### Short exercise
Collect all lines containing the word "Eveliina" from the data.

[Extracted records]
[START]
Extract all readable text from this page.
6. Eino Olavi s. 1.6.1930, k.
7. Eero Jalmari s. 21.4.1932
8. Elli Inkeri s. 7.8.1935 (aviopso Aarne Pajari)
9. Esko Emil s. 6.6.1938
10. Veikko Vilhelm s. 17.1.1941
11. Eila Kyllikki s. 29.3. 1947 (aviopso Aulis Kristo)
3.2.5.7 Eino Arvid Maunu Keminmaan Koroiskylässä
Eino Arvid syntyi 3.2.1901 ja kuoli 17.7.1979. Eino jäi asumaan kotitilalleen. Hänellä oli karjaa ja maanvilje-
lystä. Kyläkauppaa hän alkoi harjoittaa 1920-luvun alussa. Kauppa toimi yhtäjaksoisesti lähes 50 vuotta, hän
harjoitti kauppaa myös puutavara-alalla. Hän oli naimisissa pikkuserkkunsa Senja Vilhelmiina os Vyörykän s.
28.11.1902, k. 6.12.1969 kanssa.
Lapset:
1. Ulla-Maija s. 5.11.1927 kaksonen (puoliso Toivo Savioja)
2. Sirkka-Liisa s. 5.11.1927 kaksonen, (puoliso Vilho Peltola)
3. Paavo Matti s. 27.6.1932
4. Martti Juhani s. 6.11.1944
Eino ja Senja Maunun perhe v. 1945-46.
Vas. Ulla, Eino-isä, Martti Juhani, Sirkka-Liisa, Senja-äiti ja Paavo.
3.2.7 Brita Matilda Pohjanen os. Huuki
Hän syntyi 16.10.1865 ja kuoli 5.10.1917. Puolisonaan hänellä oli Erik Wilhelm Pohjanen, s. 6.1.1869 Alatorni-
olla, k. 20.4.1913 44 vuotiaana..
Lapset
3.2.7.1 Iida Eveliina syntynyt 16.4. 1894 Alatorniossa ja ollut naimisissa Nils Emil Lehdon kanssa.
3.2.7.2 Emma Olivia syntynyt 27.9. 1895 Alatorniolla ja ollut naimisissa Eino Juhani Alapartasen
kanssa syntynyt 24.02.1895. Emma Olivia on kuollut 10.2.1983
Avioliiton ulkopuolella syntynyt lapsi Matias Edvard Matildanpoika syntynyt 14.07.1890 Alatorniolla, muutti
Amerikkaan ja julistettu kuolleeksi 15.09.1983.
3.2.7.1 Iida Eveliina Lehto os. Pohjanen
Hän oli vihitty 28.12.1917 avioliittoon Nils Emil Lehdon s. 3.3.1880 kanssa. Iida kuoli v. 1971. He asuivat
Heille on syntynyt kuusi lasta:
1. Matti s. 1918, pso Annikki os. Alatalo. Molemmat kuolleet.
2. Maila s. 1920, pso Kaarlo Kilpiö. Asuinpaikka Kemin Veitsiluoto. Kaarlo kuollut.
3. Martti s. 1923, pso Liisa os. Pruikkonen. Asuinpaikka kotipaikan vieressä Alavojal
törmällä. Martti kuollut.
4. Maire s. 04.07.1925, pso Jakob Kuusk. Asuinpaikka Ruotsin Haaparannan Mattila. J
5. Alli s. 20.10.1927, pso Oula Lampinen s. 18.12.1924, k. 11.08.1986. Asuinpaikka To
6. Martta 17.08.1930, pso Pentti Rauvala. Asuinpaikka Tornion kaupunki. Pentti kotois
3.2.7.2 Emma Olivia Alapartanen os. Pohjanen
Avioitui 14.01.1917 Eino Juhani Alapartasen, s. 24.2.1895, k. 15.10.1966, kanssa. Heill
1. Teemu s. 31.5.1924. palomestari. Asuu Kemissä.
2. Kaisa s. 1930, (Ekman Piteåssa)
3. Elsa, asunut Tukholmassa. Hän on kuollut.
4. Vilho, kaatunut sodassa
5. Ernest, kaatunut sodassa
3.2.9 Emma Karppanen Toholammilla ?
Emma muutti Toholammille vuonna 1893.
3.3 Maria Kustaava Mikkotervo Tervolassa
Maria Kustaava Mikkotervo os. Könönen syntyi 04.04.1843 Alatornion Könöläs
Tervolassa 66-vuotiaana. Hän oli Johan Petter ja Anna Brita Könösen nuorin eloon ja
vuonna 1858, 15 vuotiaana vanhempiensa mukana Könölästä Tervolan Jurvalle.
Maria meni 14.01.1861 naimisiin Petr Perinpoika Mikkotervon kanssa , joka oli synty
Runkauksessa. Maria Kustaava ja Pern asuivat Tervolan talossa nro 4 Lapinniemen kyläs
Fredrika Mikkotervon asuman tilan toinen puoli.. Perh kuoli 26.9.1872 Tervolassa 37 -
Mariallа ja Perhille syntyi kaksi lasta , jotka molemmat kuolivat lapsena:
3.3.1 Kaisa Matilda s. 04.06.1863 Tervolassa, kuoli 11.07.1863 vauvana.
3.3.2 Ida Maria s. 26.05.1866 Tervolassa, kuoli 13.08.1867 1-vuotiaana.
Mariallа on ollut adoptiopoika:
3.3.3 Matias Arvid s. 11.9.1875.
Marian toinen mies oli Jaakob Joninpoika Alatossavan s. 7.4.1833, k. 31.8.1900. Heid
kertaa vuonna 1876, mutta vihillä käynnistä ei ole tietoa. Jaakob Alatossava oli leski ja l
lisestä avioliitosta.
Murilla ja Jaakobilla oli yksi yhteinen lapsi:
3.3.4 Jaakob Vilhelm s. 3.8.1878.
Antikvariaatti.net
[END]
### Exercise result
3.2.7.1 Iida Eveliina syntynyt 16.4. 1894 Alatorniossa ja ollut naimisissa Nils Emil Lehdon kanssa.
3.2.7.1 Iida Eveliina Lehto os. Pohjanen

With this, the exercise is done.